----- Raw data -----

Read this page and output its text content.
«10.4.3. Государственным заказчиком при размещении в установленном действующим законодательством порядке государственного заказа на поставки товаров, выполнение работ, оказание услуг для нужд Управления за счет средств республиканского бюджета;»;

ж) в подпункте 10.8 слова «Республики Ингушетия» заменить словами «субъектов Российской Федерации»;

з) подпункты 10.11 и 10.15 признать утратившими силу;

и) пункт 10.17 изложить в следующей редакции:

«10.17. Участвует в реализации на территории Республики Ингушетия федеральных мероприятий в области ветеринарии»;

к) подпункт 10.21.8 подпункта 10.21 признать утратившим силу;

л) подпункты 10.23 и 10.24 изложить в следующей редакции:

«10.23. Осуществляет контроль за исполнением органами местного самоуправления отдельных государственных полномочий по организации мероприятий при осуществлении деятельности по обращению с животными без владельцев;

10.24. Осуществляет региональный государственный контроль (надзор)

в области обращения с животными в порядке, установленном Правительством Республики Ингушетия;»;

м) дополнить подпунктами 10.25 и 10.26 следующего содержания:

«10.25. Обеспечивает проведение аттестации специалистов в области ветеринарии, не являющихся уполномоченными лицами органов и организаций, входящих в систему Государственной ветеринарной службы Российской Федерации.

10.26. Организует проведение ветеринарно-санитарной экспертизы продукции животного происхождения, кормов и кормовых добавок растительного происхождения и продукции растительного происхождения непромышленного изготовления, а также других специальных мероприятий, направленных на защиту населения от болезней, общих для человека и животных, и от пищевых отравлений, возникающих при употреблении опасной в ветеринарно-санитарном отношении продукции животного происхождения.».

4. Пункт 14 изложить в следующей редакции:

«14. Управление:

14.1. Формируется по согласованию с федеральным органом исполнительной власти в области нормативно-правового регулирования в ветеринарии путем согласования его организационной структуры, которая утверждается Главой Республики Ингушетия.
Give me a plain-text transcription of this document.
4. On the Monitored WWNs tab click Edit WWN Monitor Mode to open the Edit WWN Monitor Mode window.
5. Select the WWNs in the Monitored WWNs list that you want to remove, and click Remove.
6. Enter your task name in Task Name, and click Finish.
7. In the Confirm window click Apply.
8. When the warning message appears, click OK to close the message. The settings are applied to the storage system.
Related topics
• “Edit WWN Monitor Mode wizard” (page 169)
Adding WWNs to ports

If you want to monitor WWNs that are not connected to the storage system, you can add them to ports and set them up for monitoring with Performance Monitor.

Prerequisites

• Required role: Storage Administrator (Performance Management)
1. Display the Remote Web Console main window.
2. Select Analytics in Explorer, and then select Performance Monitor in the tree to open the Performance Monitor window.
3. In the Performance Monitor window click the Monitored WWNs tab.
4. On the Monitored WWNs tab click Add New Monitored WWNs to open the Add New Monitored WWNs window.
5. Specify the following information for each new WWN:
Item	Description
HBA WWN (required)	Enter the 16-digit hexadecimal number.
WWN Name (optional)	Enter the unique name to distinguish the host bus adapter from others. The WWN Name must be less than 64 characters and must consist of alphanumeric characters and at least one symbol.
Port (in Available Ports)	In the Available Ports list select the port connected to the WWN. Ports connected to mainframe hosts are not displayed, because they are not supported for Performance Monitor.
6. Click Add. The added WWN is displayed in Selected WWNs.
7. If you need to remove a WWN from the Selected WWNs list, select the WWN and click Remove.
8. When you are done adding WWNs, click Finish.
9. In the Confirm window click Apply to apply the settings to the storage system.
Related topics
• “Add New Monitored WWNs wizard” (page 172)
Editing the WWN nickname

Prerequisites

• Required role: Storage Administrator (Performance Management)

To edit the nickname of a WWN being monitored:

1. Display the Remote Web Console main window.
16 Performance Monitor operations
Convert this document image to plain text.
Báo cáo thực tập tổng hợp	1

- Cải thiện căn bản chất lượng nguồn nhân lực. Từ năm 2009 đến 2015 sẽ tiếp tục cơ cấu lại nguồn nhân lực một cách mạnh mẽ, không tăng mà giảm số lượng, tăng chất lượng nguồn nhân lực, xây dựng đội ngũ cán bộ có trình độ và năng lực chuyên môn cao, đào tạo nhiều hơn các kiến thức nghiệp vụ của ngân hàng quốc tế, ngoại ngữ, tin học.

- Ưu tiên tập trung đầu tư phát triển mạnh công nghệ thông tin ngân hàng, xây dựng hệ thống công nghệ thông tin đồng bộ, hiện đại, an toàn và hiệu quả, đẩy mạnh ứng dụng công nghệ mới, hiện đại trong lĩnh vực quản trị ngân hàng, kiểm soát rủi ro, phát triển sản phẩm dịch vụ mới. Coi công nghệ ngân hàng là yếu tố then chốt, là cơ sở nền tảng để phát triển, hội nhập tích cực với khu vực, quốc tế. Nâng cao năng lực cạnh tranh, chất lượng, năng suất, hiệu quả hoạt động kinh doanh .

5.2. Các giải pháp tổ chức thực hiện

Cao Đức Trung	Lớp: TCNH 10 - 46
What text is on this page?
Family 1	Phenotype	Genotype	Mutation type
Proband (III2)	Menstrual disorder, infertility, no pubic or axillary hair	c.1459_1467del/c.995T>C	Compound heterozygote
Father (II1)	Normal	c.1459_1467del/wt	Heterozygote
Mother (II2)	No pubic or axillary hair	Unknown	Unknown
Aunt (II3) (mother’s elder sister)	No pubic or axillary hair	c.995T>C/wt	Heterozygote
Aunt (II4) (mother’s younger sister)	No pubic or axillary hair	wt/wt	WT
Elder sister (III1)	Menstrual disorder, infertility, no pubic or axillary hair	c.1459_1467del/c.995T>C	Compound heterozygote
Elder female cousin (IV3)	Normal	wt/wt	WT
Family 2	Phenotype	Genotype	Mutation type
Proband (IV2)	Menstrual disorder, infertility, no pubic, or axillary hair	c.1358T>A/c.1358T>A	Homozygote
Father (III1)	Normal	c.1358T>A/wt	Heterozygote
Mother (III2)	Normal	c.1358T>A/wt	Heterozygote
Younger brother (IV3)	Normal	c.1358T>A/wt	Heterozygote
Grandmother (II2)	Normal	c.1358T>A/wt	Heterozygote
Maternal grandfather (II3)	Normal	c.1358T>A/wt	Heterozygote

-----

Objective
Give an exact repetition of all the material.

Output for this task
Read this page and output its text content.
«10.4.3. Государственным заказчиком при размещении в установленном действующим законодательством порядке государственного заказа на поставки товаров, выполнение работ, оказание услуг для нужд Управления за счет средств республиканского бюджета;»;

ж) в подпункте 10.8 слова «Республики Ингушетия» заменить словами «субъектов Российской Федерации»;

з) подпункты 10.11 и 10.15 признать утратившими силу;

и) пункт 10.17 изложить в следующей редакции:

«10.17. Участвует в реализации на территории Республики Ингушетия федеральных мероприятий в области ветеринарии»;

к) подпункт 10.21.8 подпункта 10.21 признать утратившим силу;

л) подпункты 10.23 и 10.24 изложить в следующей редакции:

«10.23. Осуществляет контроль за исполнением органами местного самоуправления отдельных государственных полномочий по организации мероприятий при осуществлении деятельности по обращению с животными без владельцев;

10.24. Осуществляет региональный государственный контроль (надзор)

в области обращения с животными в порядке, установленном Правительством Республики Ингушетия;»;

м) дополнить подпунктами 10.25 и 10.26 следующего содержания:

«10.25. Обеспечивает проведение аттестации специалистов в области ветеринарии, не являющихся уполномоченными лицами органов и организаций, входящих в систему Государственной ветеринарной службы Российской Федерации.

10.26. Организует проведение ветеринарно-санитарной экспертизы продукции животного происхождения, кормов и кормовых добавок растительного происхождения и продукции растительного происхождения непромышленного изготовления, а также других специальных мероприятий, направленных на защиту населения от болезней, общих для человека и животных, и от пищевых отравлений, возникающих при употреблении опасной в ветеринарно-санитарном отношении продукции животного происхождения.».

4. Пункт 14 изложить в следующей редакции:

«14. Управление:

14.1. Формируется по согласованию с федеральным органом исполнительной власти в области нормативно-правового регулирования в ветеринарии путем согласования его организационной структуры, которая утверждается Главой Республики Ингушетия.
Give me a plain-text transcription of this document.
4. On the Monitored WWNs tab click Edit WWN Monitor Mode to open the Edit WWN Monitor Mode window.
5. Select the WWNs in the Monitored WWNs list that you want to remove, and click Remove.
6. Enter your task name in Task Name, and click Finish.
7. In the Confirm window click Apply.
8. When the warning message appears, click OK to close the message. The settings are applied to the storage system.
Related topics
• “Edit WWN Monitor Mode wizard” (page 169)
Adding WWNs to ports

If you want to monitor WWNs that are not connected to the storage system, you can add them to ports and set them up for monitoring with Performance Monitor.

Prerequisites

• Required role: Storage Administrator (Performance Management)
1. Display the Remote Web Console main window.
2. Select Analytics in Explorer, and then select Performance Monitor in the tree to open the Performance Monitor window.
3. In the Performance Monitor window click the Monitored WWNs tab.
4. On the Monitored WWNs tab click Add New Monitored WWNs to open the Add New Monitored WWNs window.
5. Specify the following information for each new WWN:
Item	Description
HBA WWN (required)	Enter the 16-digit hexadecimal number.
WWN Name (optional)	Enter the unique name to distinguish the host bus adapter from others. The WWN Name must be less than 64 characters and must consist of alphanumeric characters and at least one symbol.
Port (in Available Ports)	In the Available Ports list select the port connected to the WWN. Ports connected to mainframe hosts are not displayed, because they are not supported for Performance Monitor.
6. Click Add. The added WWN is displayed in Selected WWNs.
7. If you need to remove a WWN from the Selected WWNs list, select the WWN and click Remove.
8. When you are done adding WWNs, click Finish.
9. In the Confirm window click Apply to apply the settings to the storage system.
Related topics
• “Add New Monitored WWNs wizard” (page 172)
Editing the WWN nickname

Prerequisites

• Required role: Storage Administrator (Performance Management)

To edit the nickname of a WWN being monitored:

1. Display the Remote Web Console main window.
16 Performance Monitor operations
Convert this document image to plain text.
Báo cáo thực tập tổng hợp	1

- Cải thiện căn bản chất lượng nguồn nhân lực. Từ năm 2009 đến 2015 sẽ tiếp tục cơ cấu lại nguồn nhân lực một cách mạnh mẽ, không tăng mà giảm số lượng, tăng chất lượng nguồn nhân lực, xây dựng đội ngũ cán bộ có trình độ và năng lực chuyên môn cao, đào tạo nhiều hơn các kiến thức nghiệp vụ của ngân hàng quốc tế, ngoại ngữ, tin học.

- Ưu tiên tập trung đầu tư phát triển mạnh công nghệ thông tin ngân hàng, xây dựng hệ thống công nghệ thông tin đồng bộ, hiện đại, an toàn và hiệu quả, đẩy mạnh ứng dụng công nghệ mới, hiện đại trong lĩnh vực quản trị ngân hàng, kiểm soát rủi ro, phát triển sản phẩm dịch vụ mới. Coi công nghệ ngân hàng là yếu tố then chốt, là cơ sở nền tảng để phát triển, hội nhập tích cực với khu vực, quốc tế. Nâng cao năng lực cạnh tranh, chất lượng, năng suất, hiệu quả hoạt động kinh doanh .

5.2. Các giải pháp tổ chức thực hiện

Cao Đức Trung	Lớp: TCNH 10 - 46
What text is on this page?
Family 1	Phenotype	Genotype	Mutation type
Proband (III2)	Menstrual disorder, infertility, no pubic or axillary hair	c.1459_1467del/c.995T>C	Compound heterozygote
Father (II1)	Normal	c.1459_1467del/wt	Heterozygote
Mother (II2)	No pubic or axillary hair	Unknown	Unknown
Aunt (II3) (mother’s elder sister)	No pubic or axillary hair	c.995T>C/wt	Heterozygote
Aunt (II4) (mother’s younger sister)	No pubic or axillary hair	wt/wt	WT
Elder sister (III1)	Menstrual disorder, infertility, no pubic or axillary hair	c.1459_1467del/c.995T>C	Compound heterozygote
Elder female cousin (IV3)	Normal	wt/wt	WT
Family 2	Phenotype	Genotype	Mutation type
Proband (IV2)	Menstrual disorder, infertility, no pubic, or axillary hair	c.1358T>A/c.1358T>A	Homozygote
Father (III1)	Normal	c.1358T>A/wt	Heterozygote
Mother (III2)	Normal	c.1358T>A/wt	Heterozygote
Younger brother (IV3)	Normal	c.1358T>A/wt	Heterozygote
Grandmother (II2)	Normal	c.1358T>A/wt	Heterozygote
Maternal grandfather (II3)	Normal	c.1358T>A/wt	Heterozygote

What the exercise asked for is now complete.